** begin Exercise inputs **
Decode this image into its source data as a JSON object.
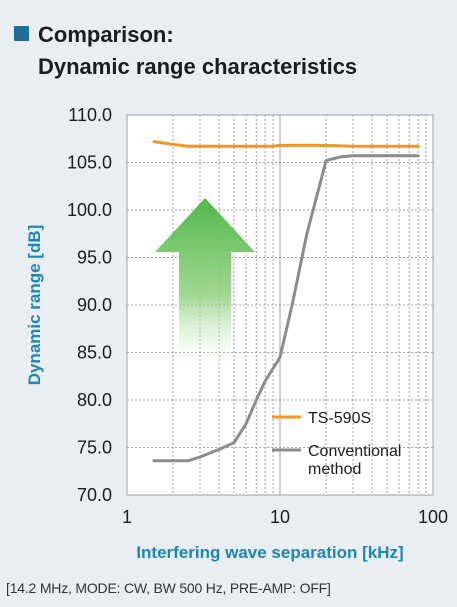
{
  "header": {
    "title_line1": "Comparison:",
    "title_line2": "Dynamic range characteristics"
  },
  "colors": {
    "accent": "#1f6f93",
    "axis_title": "#1f86b3",
    "ts590s": "#f0962a",
    "conventional": "#8c8c8c",
    "arrow_top": "#4fb84a",
    "background": "#e9eef3"
  },
  "chart_data": {
    "type": "line",
    "xlabel": "Interfering wave separation [kHz]",
    "ylabel": "Dynamic range [dB]",
    "xscale": "log",
    "xlim": [
      1,
      100
    ],
    "ylim": [
      70,
      110
    ],
    "x_ticks": [
      "1",
      "10",
      "100"
    ],
    "y_ticks": [
      "110.0",
      "105.0",
      "100.0",
      "95.0",
      "90.0",
      "85.0",
      "80.0",
      "75.0",
      "70.0"
    ],
    "grid": true,
    "legend_position": "bottom-right",
    "series": [
      {
        "name": "TS-590S",
        "color": "#f0962a",
        "x": [
          1.5,
          2,
          2.5,
          3,
          5,
          7,
          9,
          10,
          15,
          20,
          30,
          50,
          80
        ],
        "y": [
          107.2,
          106.9,
          106.7,
          106.7,
          106.7,
          106.7,
          106.7,
          106.8,
          106.8,
          106.8,
          106.7,
          106.7,
          106.7
        ]
      },
      {
        "name": "Conventional method",
        "legend_lines": [
          "Conventional",
          "method"
        ],
        "color": "#8c8c8c",
        "x": [
          1.5,
          2,
          2.5,
          3,
          4,
          5,
          6,
          7,
          8,
          10,
          12,
          15,
          20,
          25,
          30,
          50,
          80
        ],
        "y": [
          73.6,
          73.6,
          73.6,
          74.0,
          74.8,
          75.5,
          77.5,
          80.0,
          82.0,
          84.5,
          90.0,
          97.5,
          105.2,
          105.6,
          105.7,
          105.7,
          105.7
        ]
      }
    ]
  },
  "footnote": "[14.2 MHz, MODE: CW, BW 500 Hz, PRE-AMP: OFF]"
}
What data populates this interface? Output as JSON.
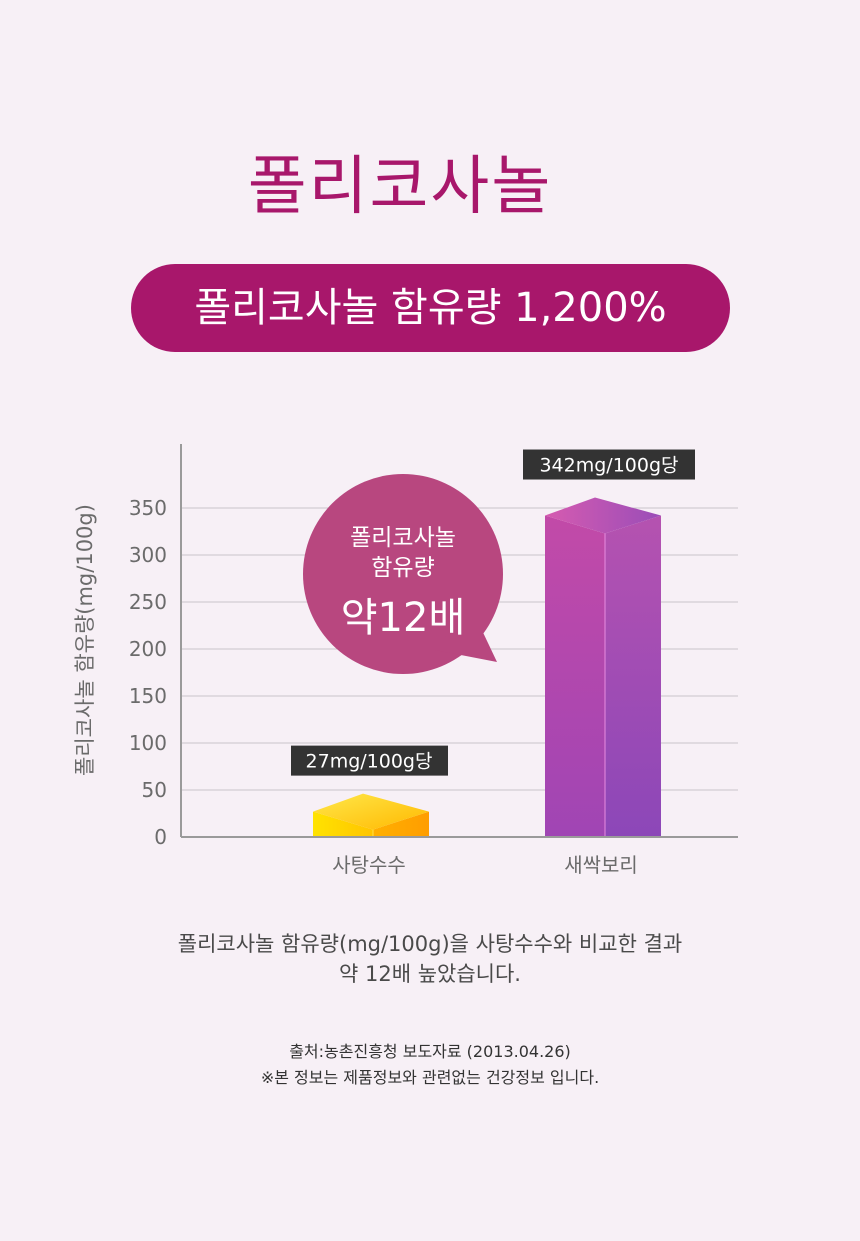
{
  "header": {
    "title": "폴리코사놀",
    "banner": "폴리코사놀 함유량 1,200%"
  },
  "chart_data": {
    "type": "bar",
    "ylabel": "폴리코사놀 함유량(mg/100g)",
    "ylim": [
      0,
      400
    ],
    "yticks": [
      0,
      50,
      100,
      150,
      200,
      250,
      300,
      350
    ],
    "grid": true,
    "categories": [
      "사탕수수",
      "새싹보리"
    ],
    "values": [
      27,
      342
    ],
    "value_labels": [
      "27mg/100g당",
      "342mg/100g당"
    ],
    "bar_colors": [
      "#ffb300",
      "#b34bb2"
    ]
  },
  "bubble": {
    "line1": "폴리코사놀",
    "line2": "함유량",
    "line3": "약12배"
  },
  "description": {
    "line1": "폴리코사놀 함유량(mg/100g)을 사탕수수와 비교한 결과",
    "line2": "약 12배 높았습니다."
  },
  "footnote": {
    "source": "출처:농촌진흥청 보도자료 (2013.04.26)",
    "disclaimer": "※본 정보는 제품정보와 관련없는 건강정보 입니다."
  },
  "colors": {
    "accent": "#a8176b",
    "bubble": "#b8477f",
    "label_bg": "#333333",
    "grid": "#c9c4c9",
    "axis": "#9a9a9a"
  }
}
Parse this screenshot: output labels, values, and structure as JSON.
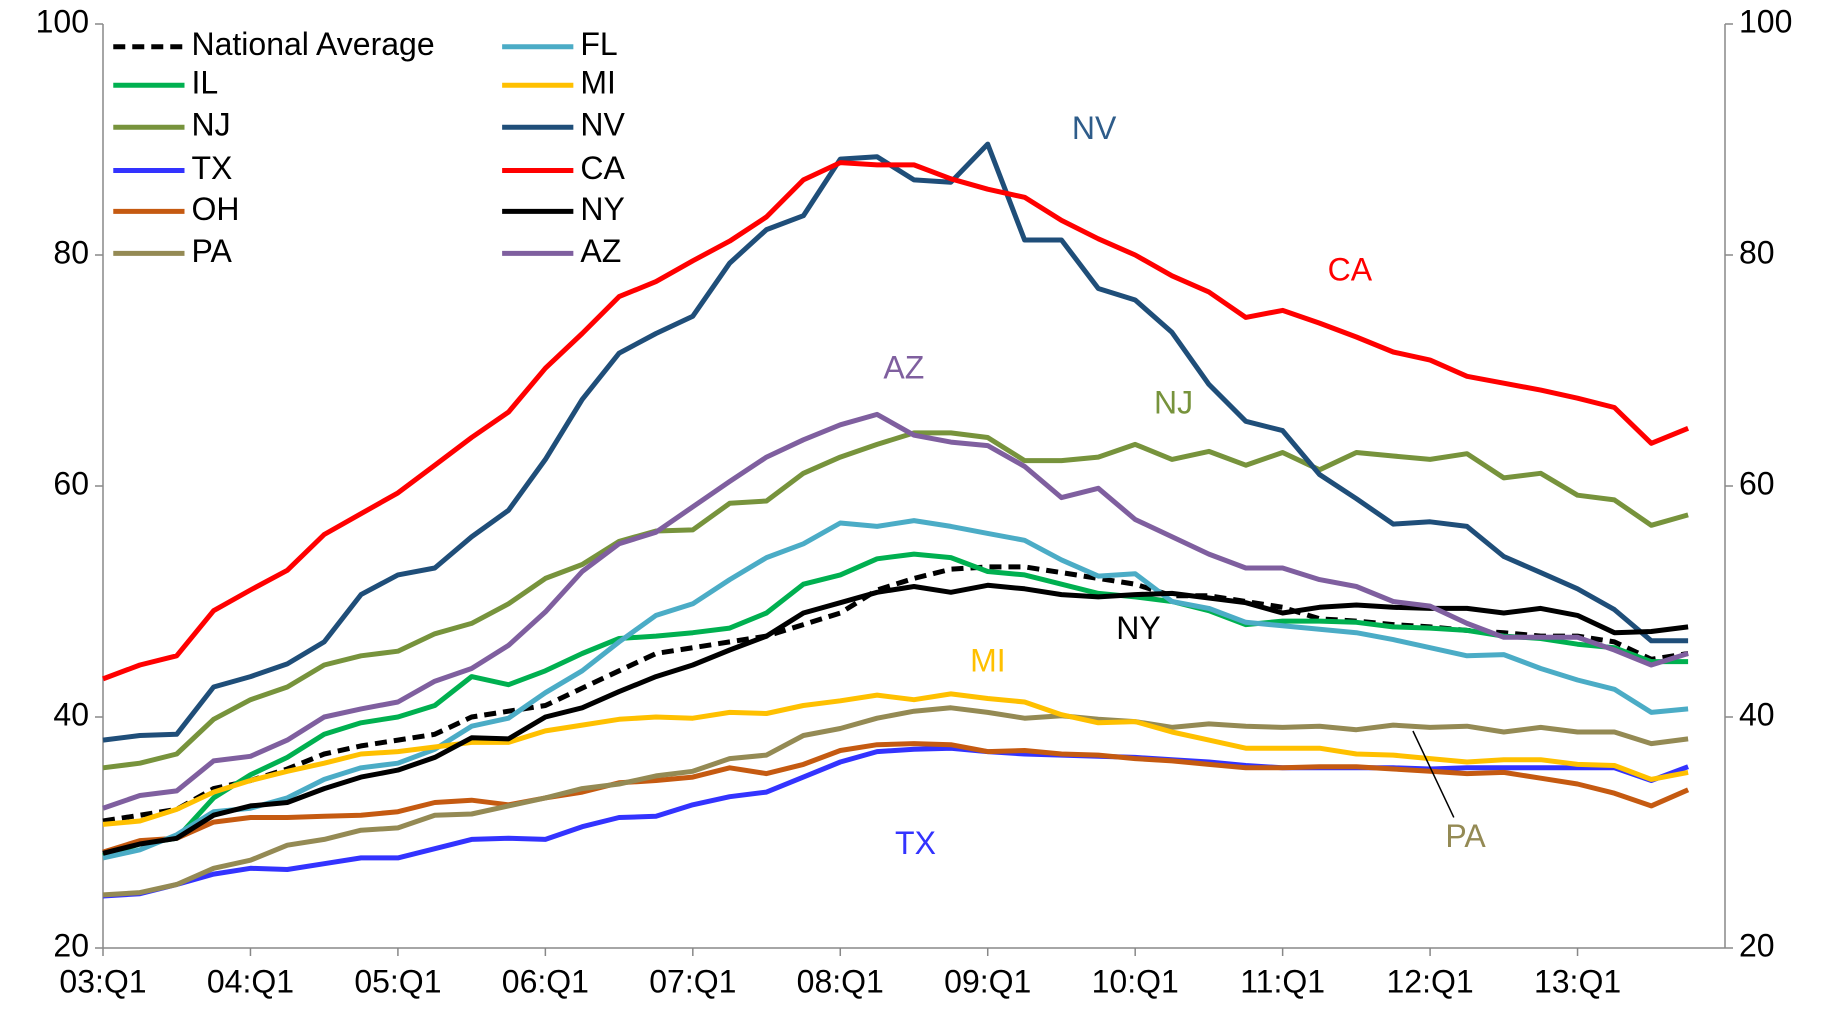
{
  "chart_data": {
    "type": "line",
    "categories": [
      "03:Q1",
      null,
      null,
      null,
      "04:Q1",
      null,
      null,
      null,
      "05:Q1",
      null,
      null,
      null,
      "06:Q1",
      null,
      null,
      null,
      "07:Q1",
      null,
      null,
      null,
      "08:Q1",
      null,
      null,
      null,
      "09:Q1",
      null,
      null,
      null,
      "10:Q1",
      null,
      null,
      null,
      "11:Q1",
      null,
      null,
      null,
      "12:Q1",
      null,
      null,
      null,
      "13:Q1",
      null,
      null,
      null
    ],
    "ylim": [
      20,
      100
    ],
    "yticks": [
      20,
      40,
      60,
      80,
      100
    ],
    "y2lim": [
      20,
      100
    ],
    "y2ticks": [
      20,
      40,
      60,
      80,
      100
    ],
    "legend": "upper left",
    "series": [
      {
        "name": "National Average",
        "color": "#000000",
        "style": "dashed",
        "values": [
          31,
          31.5,
          32,
          33.8,
          34.5,
          35.5,
          36.8,
          37.5,
          38,
          38.5,
          40,
          40.5,
          41,
          42.5,
          44,
          45.5,
          46,
          46.5,
          47,
          48,
          49,
          51,
          52,
          52.8,
          53,
          53,
          52.5,
          52,
          51.5,
          50.5,
          50.5,
          50,
          49.5,
          48.5,
          48.3,
          48,
          47.8,
          47.5,
          47.3,
          47,
          47,
          46.5,
          45,
          45.5
        ]
      },
      {
        "name": "IL",
        "color": "#00b050",
        "values": [
          28,
          29,
          29.5,
          33,
          35,
          36.5,
          38.5,
          39.5,
          40,
          41,
          43.5,
          42.8,
          44,
          45.5,
          46.8,
          47,
          47.3,
          47.7,
          49,
          51.5,
          52.3,
          53.7,
          54.1,
          53.8,
          52.6,
          52.3,
          51.5,
          50.7,
          50.4,
          50,
          49.2,
          48,
          48.3,
          48.3,
          48.2,
          47.8,
          47.7,
          47.5,
          47,
          46.8,
          46.3,
          46,
          44.8,
          44.8
        ]
      },
      {
        "name": "NJ",
        "color": "#77933c",
        "values": [
          35.6,
          36,
          36.8,
          39.8,
          41.5,
          42.6,
          44.5,
          45.3,
          45.7,
          47.2,
          48.1,
          49.8,
          52,
          53.2,
          55.2,
          56.1,
          56.2,
          58.5,
          58.7,
          61.1,
          62.5,
          63.6,
          64.6,
          64.6,
          64.2,
          62.2,
          62.2,
          62.5,
          63.6,
          62.3,
          63,
          61.8,
          62.9,
          61.4,
          62.9,
          62.6,
          62.3,
          62.8,
          60.7,
          61.1,
          59.2,
          58.8,
          56.6,
          57.5
        ]
      },
      {
        "name": "TX",
        "color": "#3333ff",
        "values": [
          24.5,
          24.7,
          25.5,
          26.4,
          26.9,
          26.8,
          27.3,
          27.8,
          27.8,
          28.6,
          29.4,
          29.5,
          29.4,
          30.5,
          31.3,
          31.4,
          32.4,
          33.1,
          33.5,
          34.8,
          36.1,
          37,
          37.2,
          37.3,
          37,
          36.8,
          36.7,
          36.6,
          36.5,
          36.3,
          36.1,
          35.8,
          35.6,
          35.6,
          35.6,
          35.6,
          35.5,
          35.6,
          35.6,
          35.6,
          35.6,
          35.6,
          34.5,
          35.7
        ]
      },
      {
        "name": "OH",
        "color": "#c55a11",
        "values": [
          28.3,
          29.3,
          29.5,
          30.9,
          31.3,
          31.3,
          31.4,
          31.5,
          31.8,
          32.6,
          32.8,
          32.4,
          33,
          33.5,
          34.3,
          34.5,
          34.8,
          35.6,
          35.1,
          35.9,
          37.1,
          37.6,
          37.7,
          37.6,
          37,
          37.1,
          36.8,
          36.7,
          36.4,
          36.2,
          35.9,
          35.6,
          35.6,
          35.7,
          35.7,
          35.5,
          35.3,
          35.1,
          35.2,
          34.7,
          34.2,
          33.4,
          32.3,
          33.7
        ]
      },
      {
        "name": "PA",
        "color": "#948a54",
        "values": [
          24.6,
          24.8,
          25.5,
          26.9,
          27.6,
          28.9,
          29.4,
          30.2,
          30.4,
          31.5,
          31.6,
          32.3,
          33,
          33.8,
          34.2,
          34.9,
          35.3,
          36.4,
          36.7,
          38.4,
          39,
          39.9,
          40.5,
          40.8,
          40.4,
          39.9,
          40.1,
          39.8,
          39.6,
          39.1,
          39.4,
          39.2,
          39.1,
          39.2,
          38.9,
          39.3,
          39.1,
          39.2,
          38.7,
          39.1,
          38.7,
          38.7,
          37.7,
          38.1
        ]
      },
      {
        "name": "FL",
        "color": "#4bacc6",
        "values": [
          27.8,
          28.5,
          29.8,
          31.8,
          32.1,
          33,
          34.6,
          35.6,
          36,
          37.2,
          39.2,
          39.9,
          42.1,
          44,
          46.5,
          48.8,
          49.8,
          51.9,
          53.8,
          55,
          56.8,
          56.5,
          57,
          56.5,
          55.9,
          55.3,
          53.6,
          52.2,
          52.4,
          50,
          49.4,
          48.2,
          47.9,
          47.6,
          47.3,
          46.7,
          46,
          45.3,
          45.4,
          44.2,
          43.2,
          42.4,
          40.4,
          40.7
        ]
      },
      {
        "name": "MI",
        "color": "#ffc000",
        "values": [
          30.7,
          31,
          32,
          33.5,
          34.5,
          35.3,
          36,
          36.8,
          37,
          37.4,
          37.8,
          37.8,
          38.8,
          39.3,
          39.8,
          40,
          39.9,
          40.4,
          40.3,
          41,
          41.4,
          41.9,
          41.5,
          42,
          41.6,
          41.3,
          40.2,
          39.5,
          39.6,
          38.7,
          38,
          37.3,
          37.3,
          37.3,
          36.8,
          36.7,
          36.4,
          36.1,
          36.3,
          36.3,
          35.9,
          35.8,
          34.6,
          35.2
        ]
      },
      {
        "name": "NV",
        "color": "#1f4e79",
        "values": [
          38,
          38.4,
          38.5,
          42.6,
          43.5,
          44.6,
          46.5,
          50.6,
          52.3,
          52.9,
          55.6,
          57.9,
          62.3,
          67.5,
          71.5,
          73.2,
          74.7,
          79.3,
          82.2,
          83.4,
          88.3,
          88.5,
          86.5,
          86.3,
          89.6,
          81.3,
          81.3,
          77.1,
          76.1,
          73.3,
          68.8,
          65.6,
          64.8,
          61,
          58.9,
          56.7,
          56.9,
          56.5,
          53.9,
          52.5,
          51.1,
          49.3,
          46.6,
          46.6
        ]
      },
      {
        "name": "CA",
        "color": "#ff0000",
        "values": [
          43.3,
          44.5,
          45.3,
          49.2,
          51,
          52.7,
          55.8,
          57.6,
          59.4,
          61.8,
          64.2,
          66.4,
          70.2,
          73.2,
          76.4,
          77.7,
          79.5,
          81.2,
          83.3,
          86.5,
          88,
          87.8,
          87.8,
          86.6,
          85.7,
          85,
          83,
          81.4,
          80,
          78.2,
          76.8,
          74.6,
          75.2,
          74.1,
          72.9,
          71.6,
          70.9,
          69.5,
          68.9,
          68.3,
          67.6,
          66.8,
          63.7,
          65
        ]
      },
      {
        "name": "NY",
        "color": "#000000",
        "values": [
          28.2,
          29,
          29.5,
          31.5,
          32.3,
          32.6,
          33.8,
          34.8,
          35.4,
          36.5,
          38.2,
          38.1,
          40,
          40.8,
          42.2,
          43.5,
          44.5,
          45.8,
          47,
          49,
          49.9,
          50.8,
          51.3,
          50.8,
          51.4,
          51.1,
          50.6,
          50.4,
          50.6,
          50.7,
          50.3,
          49.9,
          49,
          49.5,
          49.7,
          49.5,
          49.4,
          49.4,
          49,
          49.4,
          48.8,
          47.3,
          47.4,
          47.8
        ]
      },
      {
        "name": "AZ",
        "color": "#7f5f9f",
        "values": [
          32.1,
          33.2,
          33.6,
          36.2,
          36.6,
          38,
          40,
          40.7,
          41.3,
          43.1,
          44.2,
          46.2,
          49.1,
          52.6,
          55,
          56,
          58.2,
          60.4,
          62.5,
          64,
          65.3,
          66.2,
          64.4,
          63.8,
          63.5,
          61.7,
          59,
          59.8,
          57.1,
          55.6,
          54.1,
          52.9,
          52.9,
          51.9,
          51.3,
          50,
          49.6,
          48.1,
          46.9,
          46.9,
          46.9,
          45.8,
          44.5,
          45.5
        ]
      }
    ],
    "annotations": [
      {
        "text": "NV",
        "color": "#2e5c8a"
      },
      {
        "text": "CA",
        "color": "#ff0000"
      },
      {
        "text": "AZ",
        "color": "#7f5f9f"
      },
      {
        "text": "NJ",
        "color": "#77933c"
      },
      {
        "text": "NY",
        "color": "#000000"
      },
      {
        "text": "MI",
        "color": "#ffc000"
      },
      {
        "text": "PA",
        "color": "#948a54"
      },
      {
        "text": "TX",
        "color": "#3333ff"
      }
    ]
  }
}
** end Exercise inputs **
*Objective*: Count the lines that hold the string "JSON" and state that number alone.

*Response to the task*: 3